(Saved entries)
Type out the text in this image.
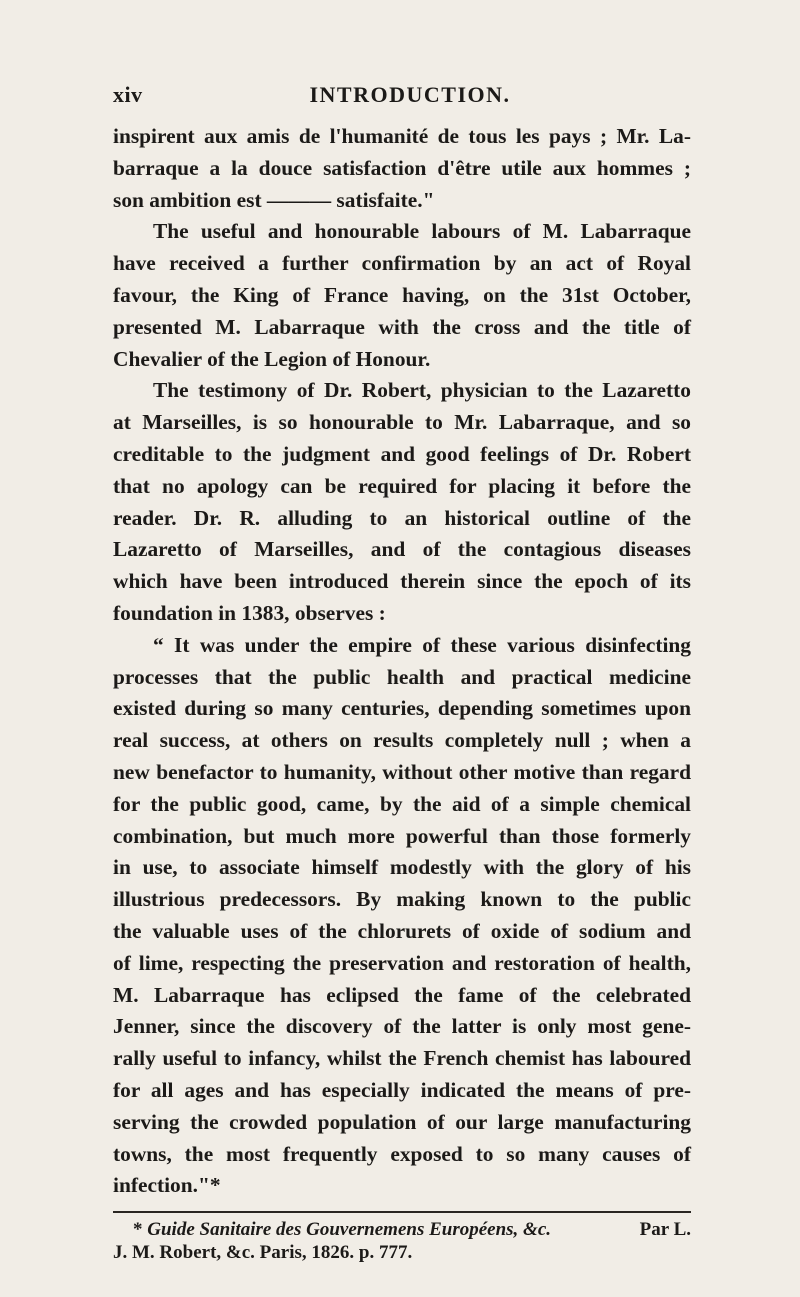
xiv	INTRODUCTION.
inspirent aux amis de l'humanité de tous les pays ; Mr. La-
barraque a la douce satisfaction d'être utile aux hommes ;
son ambition est ——— satisfaite."
The useful and honourable labours of M. Labarraque
have received a further confirmation by an act of Royal
favour, the King of France having, on the 31st October,
presented M. Labarraque with the cross and the title of
Chevalier of the Legion of Honour.
The testimony of Dr. Robert, physician to the Lazaretto
at Marseilles, is so honourable to Mr. Labarraque, and so
creditable to the judgment and good feelings of Dr. Robert
that no apology can be required for placing it before the
reader. Dr. R. alluding to an historical outline of the
Lazaretto of Marseilles, and of the contagious diseases
which have been introduced therein since the epoch of its
foundation in 1383, observes :
“ It was under the empire of these various disinfecting
processes that the public health and practical medicine
existed during so many centuries, depending sometimes upon
real success, at others on results completely null ; when a
new benefactor to humanity, without other motive than regard
for the public good, came, by the aid of a simple chemical
combination, but much more powerful than those formerly
in use, to associate himself modestly with the glory of his
illustrious predecessors. By making known to the public
the valuable uses of the chlorurets of oxide of sodium and
of lime, respecting the preservation and restoration of health,
M. Labarraque has eclipsed the fame of the celebrated
Jenner, since the discovery of the latter is only most gene-
rally useful to infancy, whilst the French chemist has laboured
for all ages and has especially indicated the means of pre-
serving the crowded population of our large manufacturing
towns, the most frequently exposed to so many causes of
infection."*
* Guide Sanitaire des Gouvernemens Européens, &c.	Par L.
J. M. Robert, &c. Paris, 1826. p. 777.
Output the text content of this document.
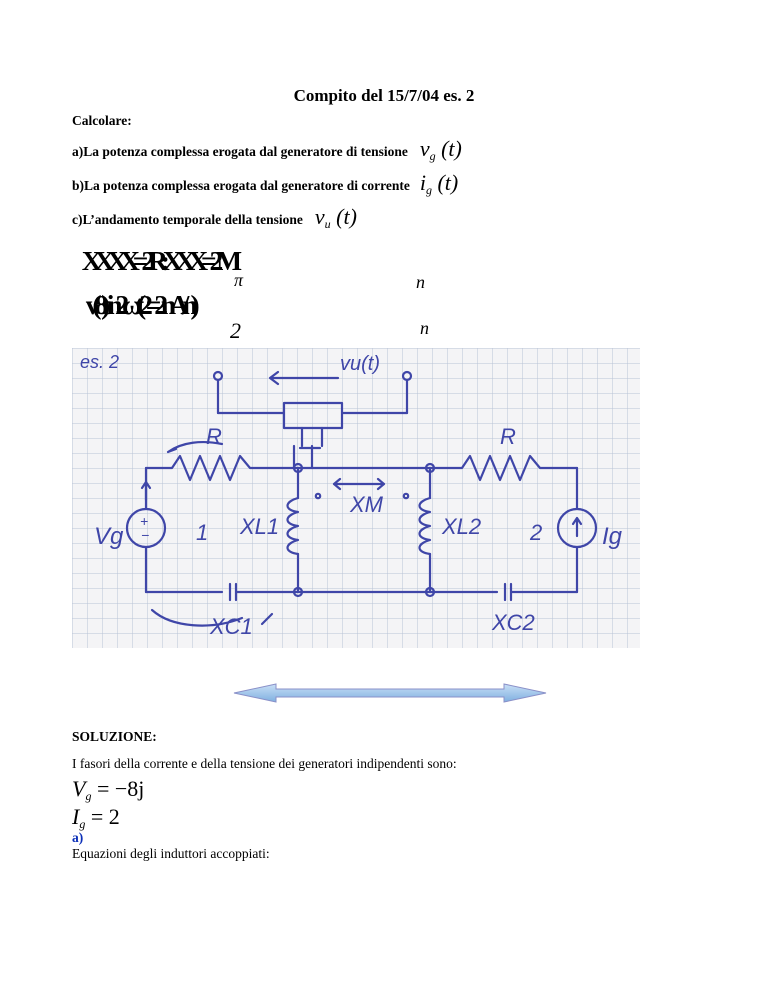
Compito del 15/7/04 es. 2
Calcolare:
a)La potenza complessa erogata dal generatore di tensione $v_g$ (t)
b)La potenza complessa erogata dal generatore di corrente $i_g$ (t)
c)L’andamento temporale della tensione $v_u$ (t)
XXXX=2R:XXX=2M
π	n
v(8)sin2ωt(2=2nA/n)
2	n
es. 2	vu(t)
R	R
Vg
+
− 1 XL1
XM
XL2 2 Ig
XC1	XC2
SOLUZIONE:
I fasori della corrente e della tensione dei generatori indipendenti sono:
$V_g = -8j$
$I_g = 2$
a)
Equazioni degli induttori accoppiati:
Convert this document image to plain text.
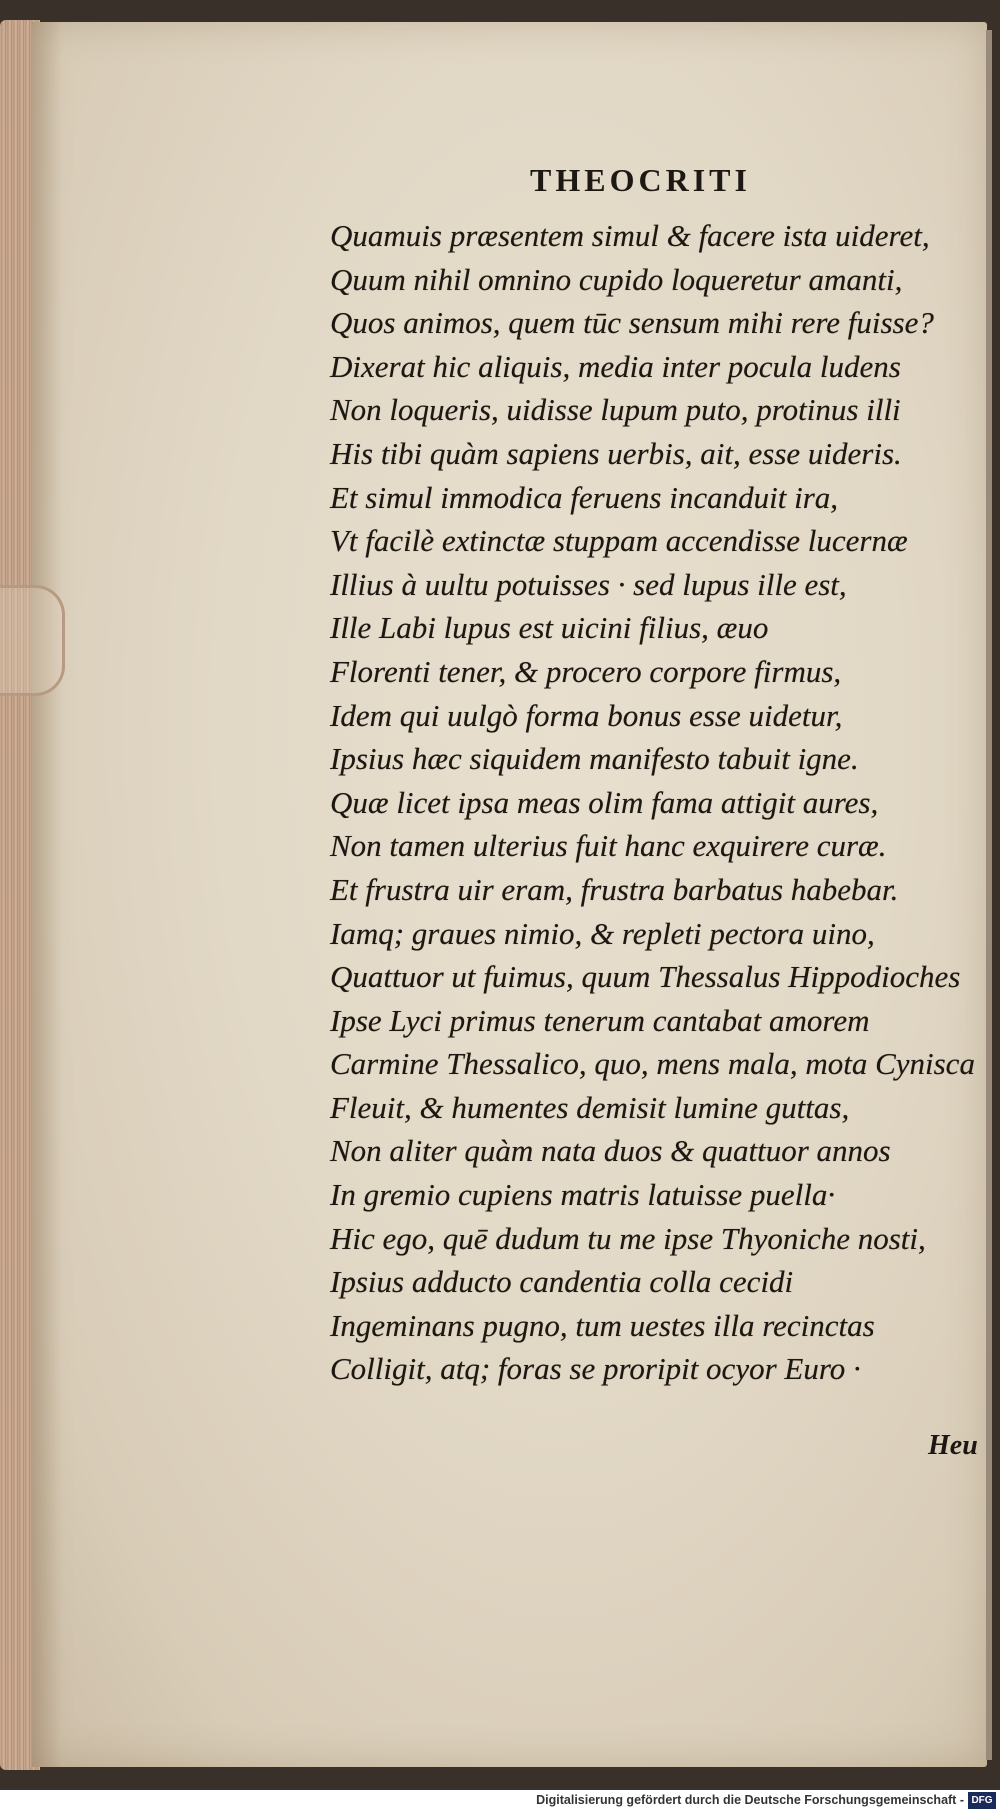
THEOCRITI
Quamuis præsentem simul & facere ista uideret,
Quum nihil omnino cupido loqueretur amanti,
Quos animos, quem tūc sensum mihi rere fuisse?
Dixerat hic aliquis, media inter pocula ludens
Non loqueris, uidisse lupum puto, protinus illi
His tibi quàm sapiens uerbis, ait, esse uideris.
Et simul immodica feruens incanduit ira,
Vt facilè extinctæ stuppam accendisse lucernæ
Illius à uultu potuisses · sed lupus ille est,
Ille Labi lupus est uicini filius, æuo
Florenti tener, & procero corpore firmus,
Idem qui uulgò forma bonus esse uidetur,
Ipsius hæc siquidem manifesto tabuit igne.
Quæ licet ipsa meas olim fama attigit aures,
Non tamen ulterius fuit hanc exquirere curæ.
Et frustra uir eram, frustra barbatus habebar.
Iamq; graues nimio, & repleti pectora uino,
Quattuor ut fuimus, quum Thessalus Hippodioches
Ipse Lyci primus tenerum cantabat amorem
Carmine Thessalico, quo, mens mala, mota Cynisca
Fleuit, & humentes demisit lumine guttas,
Non aliter quàm nata duos & quattuor annos
In gremio cupiens matris latuisse puella·
Hic ego, quē dudum tu me ipse Thyoniche nosti,
Ipsius adducto candentia colla cecidi
Ingeminans pugno, tum uestes illa recinctas
Colligit, atq; foras se proripit ocyor Euro ·
Heu
Digitalisierung gefördert durch die Deutsche Forschungsgemeinschaft - DFG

Problem to solve:
Scan the entries above for the word "image" and collect each line holding it.

Answer for the task:
Type out the text in this image.
Convert this document image to plain text.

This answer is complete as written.